• **What the task asks**
Filter the data for lines with the word "Apex" and copy those lines.

• **Exercise data**
....................

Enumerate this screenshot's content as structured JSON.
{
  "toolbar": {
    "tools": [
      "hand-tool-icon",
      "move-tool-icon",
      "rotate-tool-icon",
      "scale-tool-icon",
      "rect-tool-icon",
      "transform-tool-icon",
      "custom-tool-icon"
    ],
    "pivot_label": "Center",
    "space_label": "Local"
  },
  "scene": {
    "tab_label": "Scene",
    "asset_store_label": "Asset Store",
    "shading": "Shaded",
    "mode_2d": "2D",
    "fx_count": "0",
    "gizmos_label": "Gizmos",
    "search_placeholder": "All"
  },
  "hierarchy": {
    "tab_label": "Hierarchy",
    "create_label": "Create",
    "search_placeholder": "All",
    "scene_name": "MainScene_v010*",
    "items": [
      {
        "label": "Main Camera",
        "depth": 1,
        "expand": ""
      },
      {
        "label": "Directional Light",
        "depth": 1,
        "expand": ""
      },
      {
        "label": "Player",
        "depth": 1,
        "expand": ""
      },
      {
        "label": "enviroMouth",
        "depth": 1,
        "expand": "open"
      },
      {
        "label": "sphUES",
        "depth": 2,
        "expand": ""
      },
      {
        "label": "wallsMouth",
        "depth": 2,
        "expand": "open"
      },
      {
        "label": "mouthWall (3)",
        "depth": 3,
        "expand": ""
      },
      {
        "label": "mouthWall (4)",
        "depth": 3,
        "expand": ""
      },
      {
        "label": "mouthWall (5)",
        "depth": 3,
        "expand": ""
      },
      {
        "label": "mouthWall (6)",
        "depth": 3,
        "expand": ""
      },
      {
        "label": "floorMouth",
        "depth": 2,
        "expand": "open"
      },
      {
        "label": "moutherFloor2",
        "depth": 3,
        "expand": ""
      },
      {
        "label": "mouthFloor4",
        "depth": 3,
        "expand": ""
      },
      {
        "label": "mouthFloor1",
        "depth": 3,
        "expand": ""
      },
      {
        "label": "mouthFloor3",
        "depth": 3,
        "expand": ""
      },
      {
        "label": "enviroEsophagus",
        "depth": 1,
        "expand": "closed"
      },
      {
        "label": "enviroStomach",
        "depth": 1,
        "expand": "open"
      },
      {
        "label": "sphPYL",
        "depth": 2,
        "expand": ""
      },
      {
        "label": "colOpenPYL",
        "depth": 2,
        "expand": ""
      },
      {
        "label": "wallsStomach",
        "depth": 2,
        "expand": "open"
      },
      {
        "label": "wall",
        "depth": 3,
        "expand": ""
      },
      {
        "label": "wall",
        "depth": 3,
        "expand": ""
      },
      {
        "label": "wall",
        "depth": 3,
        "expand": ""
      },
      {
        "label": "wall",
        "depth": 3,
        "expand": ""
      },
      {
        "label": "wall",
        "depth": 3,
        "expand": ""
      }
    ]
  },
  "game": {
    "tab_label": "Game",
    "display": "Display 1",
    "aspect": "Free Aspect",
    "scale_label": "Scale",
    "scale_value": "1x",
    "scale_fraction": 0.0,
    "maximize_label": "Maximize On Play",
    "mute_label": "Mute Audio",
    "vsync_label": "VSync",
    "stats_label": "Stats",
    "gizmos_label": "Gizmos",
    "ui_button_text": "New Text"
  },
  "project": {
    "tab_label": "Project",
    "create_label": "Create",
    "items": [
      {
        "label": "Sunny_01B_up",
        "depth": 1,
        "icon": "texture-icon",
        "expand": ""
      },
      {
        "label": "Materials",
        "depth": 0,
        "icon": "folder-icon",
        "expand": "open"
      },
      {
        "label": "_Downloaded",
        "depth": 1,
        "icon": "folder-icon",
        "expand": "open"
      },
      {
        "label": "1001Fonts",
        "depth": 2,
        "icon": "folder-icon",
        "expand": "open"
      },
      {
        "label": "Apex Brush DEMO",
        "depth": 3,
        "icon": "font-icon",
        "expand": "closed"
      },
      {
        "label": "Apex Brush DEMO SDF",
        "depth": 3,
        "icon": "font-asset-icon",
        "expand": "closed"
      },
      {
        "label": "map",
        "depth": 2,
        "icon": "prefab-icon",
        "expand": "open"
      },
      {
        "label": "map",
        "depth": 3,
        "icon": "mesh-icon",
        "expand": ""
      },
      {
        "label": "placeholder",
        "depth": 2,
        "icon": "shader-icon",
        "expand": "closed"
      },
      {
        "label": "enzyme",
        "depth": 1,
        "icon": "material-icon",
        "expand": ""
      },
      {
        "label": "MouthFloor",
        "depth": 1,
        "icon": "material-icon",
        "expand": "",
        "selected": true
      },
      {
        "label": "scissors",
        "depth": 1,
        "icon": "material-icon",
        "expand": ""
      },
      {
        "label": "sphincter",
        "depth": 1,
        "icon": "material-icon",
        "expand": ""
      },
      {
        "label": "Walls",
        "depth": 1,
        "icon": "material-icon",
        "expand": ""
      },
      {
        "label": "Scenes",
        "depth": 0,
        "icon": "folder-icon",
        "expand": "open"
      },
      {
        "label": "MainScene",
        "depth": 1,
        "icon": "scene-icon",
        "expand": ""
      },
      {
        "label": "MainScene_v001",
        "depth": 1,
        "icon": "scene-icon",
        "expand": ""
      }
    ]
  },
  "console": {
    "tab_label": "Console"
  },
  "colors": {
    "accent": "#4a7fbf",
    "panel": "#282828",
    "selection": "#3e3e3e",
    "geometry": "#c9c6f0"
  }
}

....................

• **Response**
        "label": "Apex Brush DEMO",
        "label": "Apex Brush DEMO SDF",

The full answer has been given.